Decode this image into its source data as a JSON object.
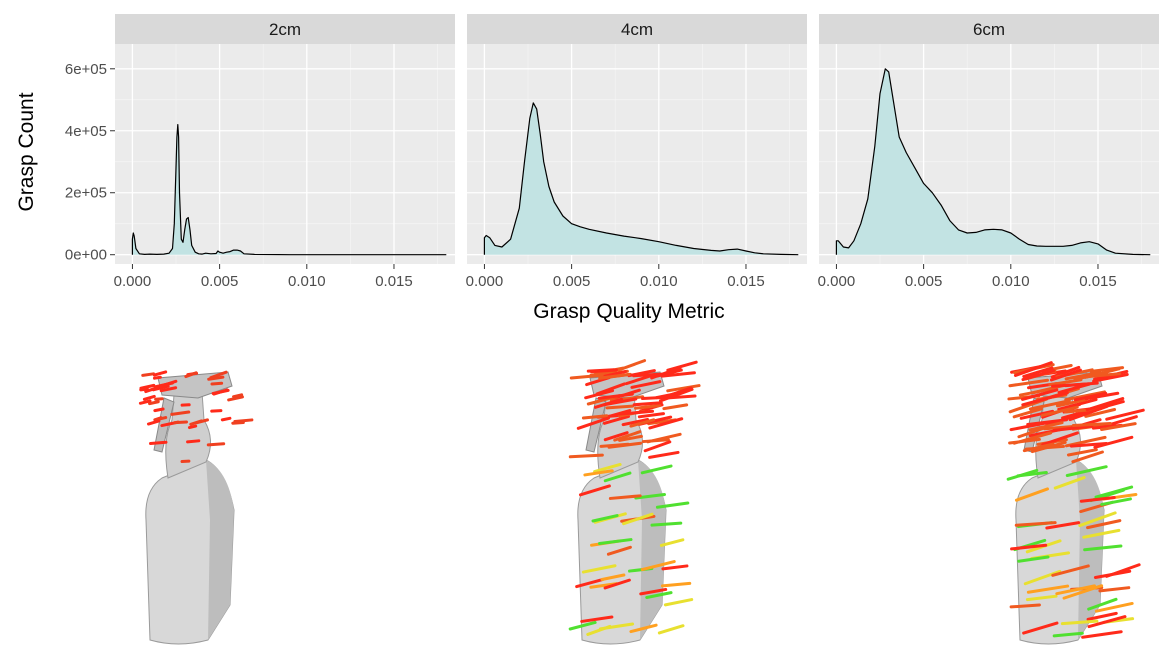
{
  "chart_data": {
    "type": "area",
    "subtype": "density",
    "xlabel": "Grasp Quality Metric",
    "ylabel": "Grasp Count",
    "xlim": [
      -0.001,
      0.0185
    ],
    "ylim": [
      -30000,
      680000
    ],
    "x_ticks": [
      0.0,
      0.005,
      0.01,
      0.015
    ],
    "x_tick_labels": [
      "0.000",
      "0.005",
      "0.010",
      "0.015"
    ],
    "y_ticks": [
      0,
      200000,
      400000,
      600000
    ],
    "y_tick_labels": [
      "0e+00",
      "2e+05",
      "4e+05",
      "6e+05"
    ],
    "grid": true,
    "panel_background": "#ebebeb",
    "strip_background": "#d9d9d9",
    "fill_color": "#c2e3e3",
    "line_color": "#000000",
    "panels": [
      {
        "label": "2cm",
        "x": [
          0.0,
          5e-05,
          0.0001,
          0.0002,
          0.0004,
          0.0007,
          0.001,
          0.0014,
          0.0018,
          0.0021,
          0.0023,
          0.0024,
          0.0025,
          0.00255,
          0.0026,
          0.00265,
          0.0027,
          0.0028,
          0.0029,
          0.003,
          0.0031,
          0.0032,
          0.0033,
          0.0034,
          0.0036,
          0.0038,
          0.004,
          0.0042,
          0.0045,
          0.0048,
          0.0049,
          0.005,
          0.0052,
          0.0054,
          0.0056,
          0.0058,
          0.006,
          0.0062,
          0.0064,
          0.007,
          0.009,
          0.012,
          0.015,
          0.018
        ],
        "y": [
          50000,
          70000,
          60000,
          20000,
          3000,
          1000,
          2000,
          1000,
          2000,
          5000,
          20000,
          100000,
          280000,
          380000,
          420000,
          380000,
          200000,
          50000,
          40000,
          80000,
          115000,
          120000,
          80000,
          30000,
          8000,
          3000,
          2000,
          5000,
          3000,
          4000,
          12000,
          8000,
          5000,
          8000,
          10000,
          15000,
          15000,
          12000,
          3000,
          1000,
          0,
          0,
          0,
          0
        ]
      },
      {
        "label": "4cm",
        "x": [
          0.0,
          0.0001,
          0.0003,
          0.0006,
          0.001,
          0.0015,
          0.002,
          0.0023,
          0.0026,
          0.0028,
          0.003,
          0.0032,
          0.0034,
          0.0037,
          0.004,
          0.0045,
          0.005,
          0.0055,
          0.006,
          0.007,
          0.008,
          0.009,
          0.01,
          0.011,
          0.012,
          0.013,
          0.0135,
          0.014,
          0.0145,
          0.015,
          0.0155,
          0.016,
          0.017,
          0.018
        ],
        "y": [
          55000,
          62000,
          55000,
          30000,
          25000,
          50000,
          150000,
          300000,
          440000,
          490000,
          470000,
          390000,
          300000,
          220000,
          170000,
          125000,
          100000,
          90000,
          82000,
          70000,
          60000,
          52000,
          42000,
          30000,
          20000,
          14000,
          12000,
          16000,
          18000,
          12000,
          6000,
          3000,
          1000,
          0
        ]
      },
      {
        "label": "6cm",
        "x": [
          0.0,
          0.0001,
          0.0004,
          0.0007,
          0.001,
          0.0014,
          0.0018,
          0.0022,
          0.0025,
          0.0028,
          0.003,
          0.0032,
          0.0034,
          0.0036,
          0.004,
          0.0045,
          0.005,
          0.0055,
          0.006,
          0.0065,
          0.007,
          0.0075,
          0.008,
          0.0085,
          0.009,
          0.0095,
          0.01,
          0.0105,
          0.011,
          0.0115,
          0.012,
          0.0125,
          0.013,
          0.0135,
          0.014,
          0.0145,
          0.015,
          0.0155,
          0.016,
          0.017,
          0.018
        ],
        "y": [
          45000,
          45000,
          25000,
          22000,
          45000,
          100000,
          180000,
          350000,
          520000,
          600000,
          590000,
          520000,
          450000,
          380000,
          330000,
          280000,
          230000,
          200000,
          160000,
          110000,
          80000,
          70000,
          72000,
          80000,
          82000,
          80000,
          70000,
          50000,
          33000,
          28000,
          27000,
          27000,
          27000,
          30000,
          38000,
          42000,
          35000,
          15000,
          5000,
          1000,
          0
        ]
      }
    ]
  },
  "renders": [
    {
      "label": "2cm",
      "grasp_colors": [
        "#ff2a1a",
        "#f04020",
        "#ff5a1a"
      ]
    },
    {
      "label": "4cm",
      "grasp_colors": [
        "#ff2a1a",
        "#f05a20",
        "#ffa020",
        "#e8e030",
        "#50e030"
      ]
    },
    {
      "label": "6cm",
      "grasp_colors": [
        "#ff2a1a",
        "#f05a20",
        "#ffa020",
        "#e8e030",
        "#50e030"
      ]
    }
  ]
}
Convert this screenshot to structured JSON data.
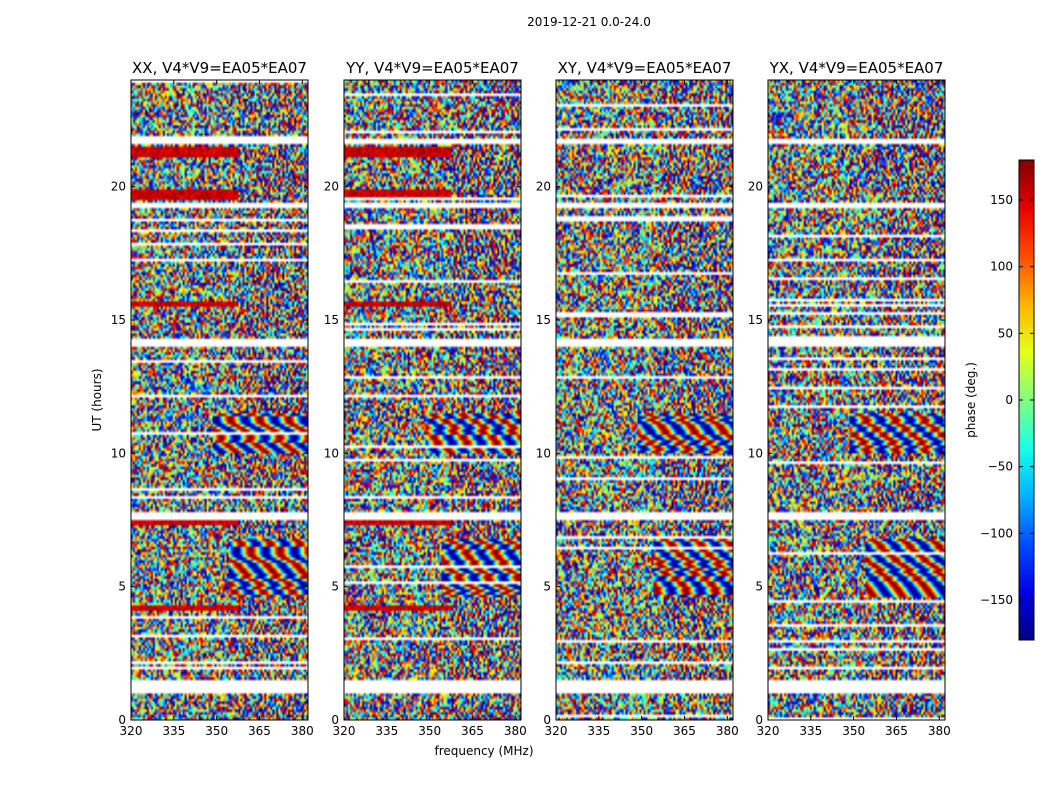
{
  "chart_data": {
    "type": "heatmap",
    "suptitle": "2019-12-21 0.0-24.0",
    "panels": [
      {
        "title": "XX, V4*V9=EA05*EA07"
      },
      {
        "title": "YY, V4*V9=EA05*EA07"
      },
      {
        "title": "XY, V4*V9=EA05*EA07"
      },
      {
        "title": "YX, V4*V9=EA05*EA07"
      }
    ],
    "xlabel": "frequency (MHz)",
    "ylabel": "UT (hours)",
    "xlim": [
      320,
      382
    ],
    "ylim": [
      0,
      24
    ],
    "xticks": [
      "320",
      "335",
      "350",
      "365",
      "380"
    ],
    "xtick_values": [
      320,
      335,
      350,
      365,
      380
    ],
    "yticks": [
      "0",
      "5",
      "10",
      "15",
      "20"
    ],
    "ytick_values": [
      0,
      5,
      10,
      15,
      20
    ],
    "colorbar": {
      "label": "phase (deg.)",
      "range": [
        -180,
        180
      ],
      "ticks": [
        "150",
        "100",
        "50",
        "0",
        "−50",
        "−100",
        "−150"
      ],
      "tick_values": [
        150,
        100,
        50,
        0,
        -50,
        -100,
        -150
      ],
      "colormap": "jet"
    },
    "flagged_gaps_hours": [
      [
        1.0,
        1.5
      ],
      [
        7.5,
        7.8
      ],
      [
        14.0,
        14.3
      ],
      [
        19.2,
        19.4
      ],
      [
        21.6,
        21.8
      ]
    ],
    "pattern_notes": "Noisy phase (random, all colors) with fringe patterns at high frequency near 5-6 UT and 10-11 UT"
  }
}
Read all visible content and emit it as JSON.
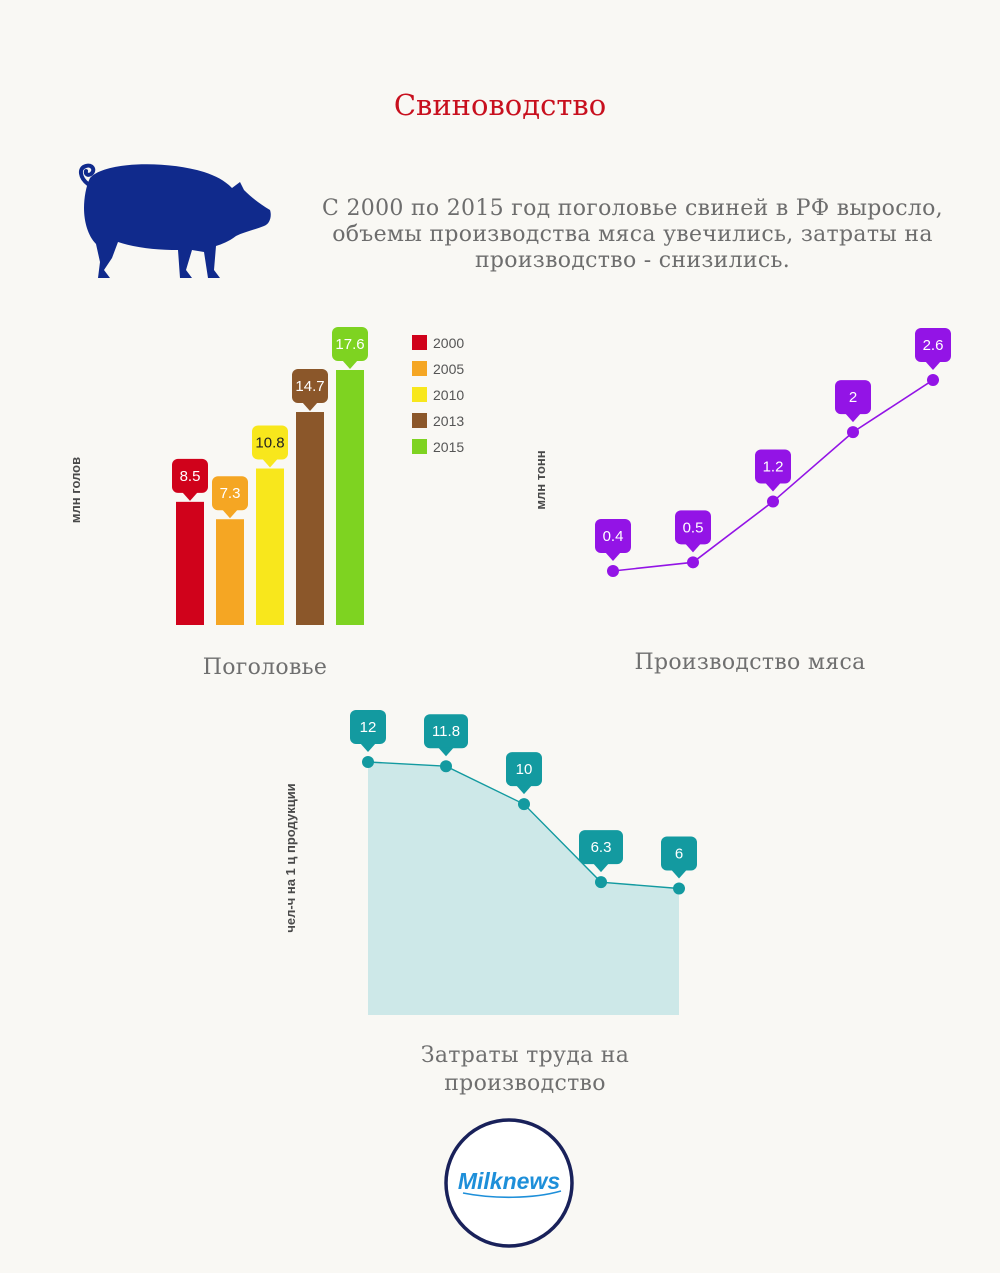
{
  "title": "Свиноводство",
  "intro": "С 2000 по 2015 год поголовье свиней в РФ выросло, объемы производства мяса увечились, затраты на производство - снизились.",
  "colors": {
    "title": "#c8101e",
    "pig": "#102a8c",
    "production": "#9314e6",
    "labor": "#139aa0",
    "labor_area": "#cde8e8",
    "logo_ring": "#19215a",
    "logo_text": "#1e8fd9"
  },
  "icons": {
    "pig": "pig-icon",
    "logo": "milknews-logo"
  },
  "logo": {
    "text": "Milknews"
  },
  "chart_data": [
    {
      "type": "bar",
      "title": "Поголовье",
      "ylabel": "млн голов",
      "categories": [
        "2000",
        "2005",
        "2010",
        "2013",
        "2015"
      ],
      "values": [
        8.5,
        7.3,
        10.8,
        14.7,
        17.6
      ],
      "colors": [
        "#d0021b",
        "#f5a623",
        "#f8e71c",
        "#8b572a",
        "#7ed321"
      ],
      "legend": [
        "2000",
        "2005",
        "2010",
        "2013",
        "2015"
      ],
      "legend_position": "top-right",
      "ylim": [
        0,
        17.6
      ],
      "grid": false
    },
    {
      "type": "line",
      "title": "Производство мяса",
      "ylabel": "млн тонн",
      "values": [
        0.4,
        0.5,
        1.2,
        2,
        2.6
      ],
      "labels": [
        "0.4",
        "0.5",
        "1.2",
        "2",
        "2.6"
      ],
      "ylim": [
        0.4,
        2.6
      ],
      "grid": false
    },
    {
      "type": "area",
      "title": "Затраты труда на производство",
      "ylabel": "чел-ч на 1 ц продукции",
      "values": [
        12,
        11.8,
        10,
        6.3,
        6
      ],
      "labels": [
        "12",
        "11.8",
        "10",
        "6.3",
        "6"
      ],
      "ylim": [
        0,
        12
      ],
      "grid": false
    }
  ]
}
* * * * * * * * *
**EXERCISE REQUIREMENTS:**
Wherever the word "мяса" occurs in a line of the listing, copy that line.

**ANSWER:**
  "intro": "С 2000 по 2015 год поголовье свиней в РФ выросло, объемы производства мяса увечились, затраты на производство - снизились.",
      "title": "Производство мяса",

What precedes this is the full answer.